* start Dataset records *

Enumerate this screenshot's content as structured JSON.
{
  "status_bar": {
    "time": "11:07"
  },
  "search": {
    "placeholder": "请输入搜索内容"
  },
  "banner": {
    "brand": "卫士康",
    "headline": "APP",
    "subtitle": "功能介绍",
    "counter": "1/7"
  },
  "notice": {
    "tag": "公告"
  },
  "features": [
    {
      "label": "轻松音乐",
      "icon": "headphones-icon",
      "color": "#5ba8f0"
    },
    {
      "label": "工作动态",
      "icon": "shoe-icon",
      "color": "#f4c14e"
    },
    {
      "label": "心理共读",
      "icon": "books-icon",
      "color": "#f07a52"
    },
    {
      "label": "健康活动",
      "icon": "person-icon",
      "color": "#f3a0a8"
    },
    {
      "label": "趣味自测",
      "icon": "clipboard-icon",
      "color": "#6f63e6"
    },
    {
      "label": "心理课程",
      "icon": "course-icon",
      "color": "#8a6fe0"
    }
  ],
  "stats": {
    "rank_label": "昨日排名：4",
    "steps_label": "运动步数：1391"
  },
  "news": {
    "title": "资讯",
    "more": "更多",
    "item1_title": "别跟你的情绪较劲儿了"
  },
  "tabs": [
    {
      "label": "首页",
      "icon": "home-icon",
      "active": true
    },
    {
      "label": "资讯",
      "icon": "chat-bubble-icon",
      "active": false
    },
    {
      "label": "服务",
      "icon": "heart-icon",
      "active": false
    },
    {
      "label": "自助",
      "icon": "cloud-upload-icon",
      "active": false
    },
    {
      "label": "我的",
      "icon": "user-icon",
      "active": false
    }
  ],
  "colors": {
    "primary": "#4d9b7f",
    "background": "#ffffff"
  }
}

* end Dataset records *

Using the listing above, locate the lines that hold "icon" and copy each one.

      "icon": "headphones-icon",
      "icon": "shoe-icon",
      "icon": "books-icon",
      "icon": "person-icon",
      "icon": "clipboard-icon",
      "icon": "course-icon",
      "icon": "home-icon",
      "icon": "chat-bubble-icon",
      "icon": "heart-icon",
      "icon": "cloud-upload-icon",
      "icon": "user-icon",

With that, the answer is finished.